WRITTEN EXERCISE
Gather every line from the entries below that includes "adenosina".

EXTRACTED INFORMATION

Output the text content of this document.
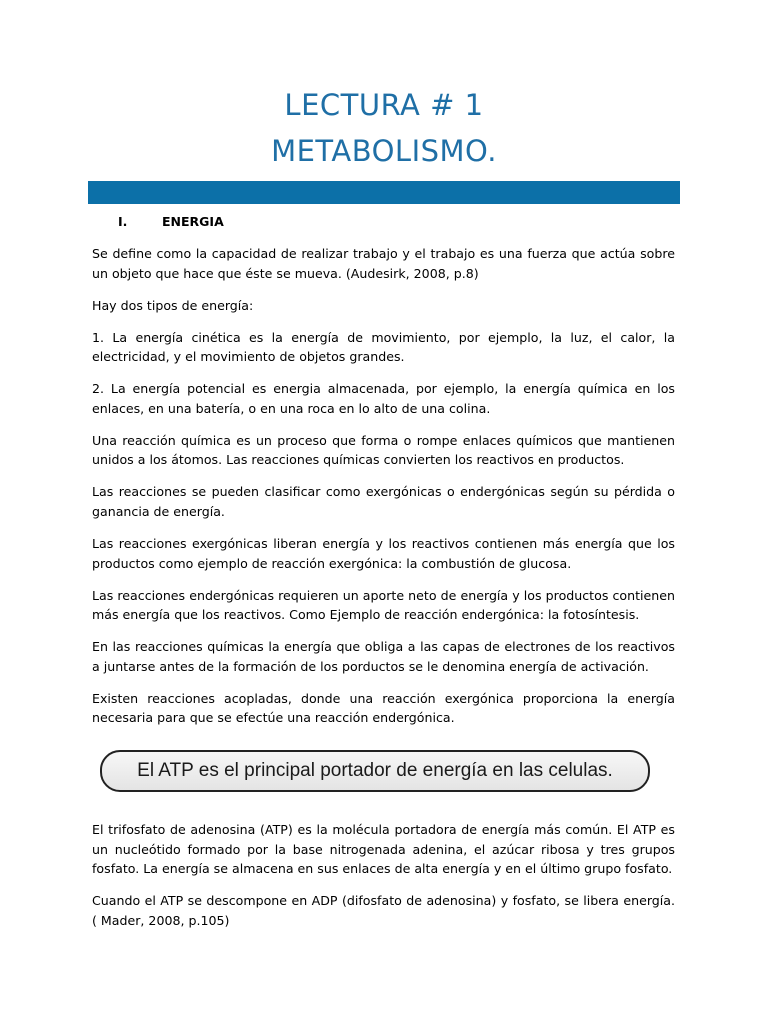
LECTURA # 1
METABOLISMO.
I.	ENERGIA

Se define como la capacidad de realizar trabajo y el trabajo es una fuerza que actúa sobre un objeto que hace que éste se mueva. (Audesirk, 2008, p.8)

Hay dos tipos de energía:

1. La energía cinética es la energía de movimiento, por ejemplo, la luz, el calor, la electricidad, y el movimiento de objetos grandes.

2. La energía potencial es energia almacenada, por ejemplo, la energía química en los enlaces, en una batería, o en una roca en lo alto de una colina.

Una reacción química es un proceso que forma o rompe enlaces químicos que mantienen unidos a los átomos. Las reacciones químicas convierten los reactivos en productos.

Las reacciones se pueden clasificar como exergónicas o endergónicas según su pérdida o ganancia de energía.

Las reacciones exergónicas liberan energía y los reactivos contienen más energía que los productos como ejemplo de reacción exergónica: la combustión de glucosa.

Las reacciones endergónicas requieren un aporte neto de energía y los productos contienen más energía que los reactivos. Como Ejemplo de reacción endergónica: la fotosíntesis.

En las reacciones químicas la energía que obliga a las capas de electrones de los reactivos a juntarse antes de la formación de los porductos se le denomina energía de activación.

Existen reacciones acopladas, donde una reacción exergónica proporciona la energía necesaria para que se efectúe una reacción endergónica.

El ATP es el principal portador de energía en las celulas.

El trifosfato de adenosina (ATP) es la molécula portadora de energía más común. El ATP es un nucleótido formado por la base nitrogenada adenina, el azúcar ribosa y tres grupos fosfato. La energía se almacena en sus enlaces de alta energía y en el último grupo fosfato.

Cuando el ATP se descompone en ADP (difosfato de adenosina) y fosfato, se libera energía. ( Mader, 2008, p.105)
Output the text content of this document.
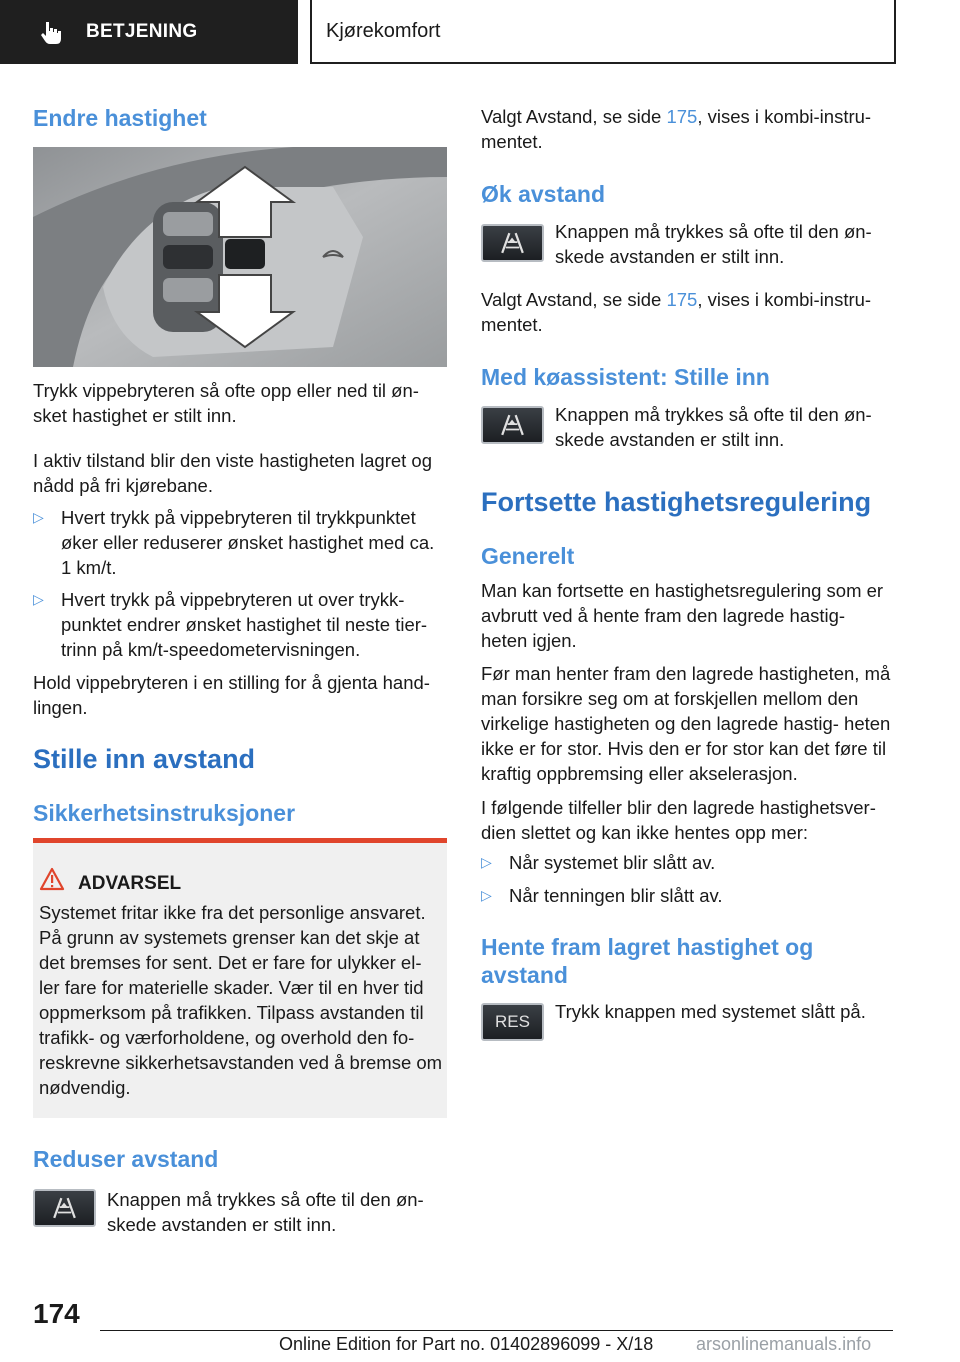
BETJENING	Kjørekomfort
Endre hastighet
Trykk vippebryteren så ofte opp eller ned til øn‐ sket hastighet er stilt inn.
I aktiv tilstand blir den viste hastigheten lagret og nådd på fri kjørebane.
▷ Hvert trykk på vippebryteren til trykkpunktet øker eller reduserer ønsket hastighet med ca. 1 km/t.
▷ Hvert trykk på vippebryteren ut over trykk‐ punktet endrer ønsket hastighet til neste tier‐ trinn på km/t-speedometervisningen.
Hold vippebryteren i en stilling for å gjenta hand‐ lingen.
Stille inn avstand
Sikkerhetsinstruksjoner
ADVARSEL
Systemet fritar ikke fra det personlige ansvaret. På grunn av systemets grenser kan det skje at det bremses for sent. Det er fare for ulykker el‐ ler fare for materielle skader. Vær til en hver tid oppmerksom på trafikken. Tilpass avstanden til trafikk- og værforholdene, og overhold den fo‐ reskrevne sikkerhetsavstanden ved å bremse om nødvendig.
Reduser avstand
Knappen må trykkes så ofte til den øn‐ skede avstanden er stilt inn.
Valgt Avstand, se side 175, vises i kombi-instru‐ mentet.
Øk avstand
Knappen må trykkes så ofte til den øn‐ skede avstanden er stilt inn.
Valgt Avstand, se side 175, vises i kombi-instru‐ mentet.
Med køassistent: Stille inn
Knappen må trykkes så ofte til den øn‐ skede avstanden er stilt inn.
Fortsette hastighetsregulering
Generelt
Man kan fortsette en hastighetsregulering som er avbrutt ved å hente fram den lagrede hastig‐ heten igjen.
Før man henter fram den lagrede hastigheten, må man forsikre seg om at forskjellen mellom den virkelige hastigheten og den lagrede hastig‐ heten ikke er for stor. Hvis den er for stor kan det føre til kraftig oppbremsing eller akselerasjon.
I følgende tilfeller blir den lagrede hastighetsver‐ dien slettet og kan ikke hentes opp mer:
▷ Når systemet blir slått av.
▷ Når tenningen blir slått av.
Hente fram lagret hastighet og avstand
RES Trykk knappen med systemet slått på.
174
Online Edition for Part no. 01402896099 - X/18 arsonlinemanuals.info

COMPLETE RESPONSE
El trifosfato de adenosina (ATP) es la molécula portadora de energía más común. El ATP es un nucleótido formado por la base nitrogenada adenina, el azúcar ribosa y tres grupos fosfato. La energía se almacena en sus enlaces de alta energía y en el último grupo fosfato.
Cuando el ATP se descompone en ADP (difosfato de adenosina) y fosfato, se libera energía. ( Mader, 2008, p.105)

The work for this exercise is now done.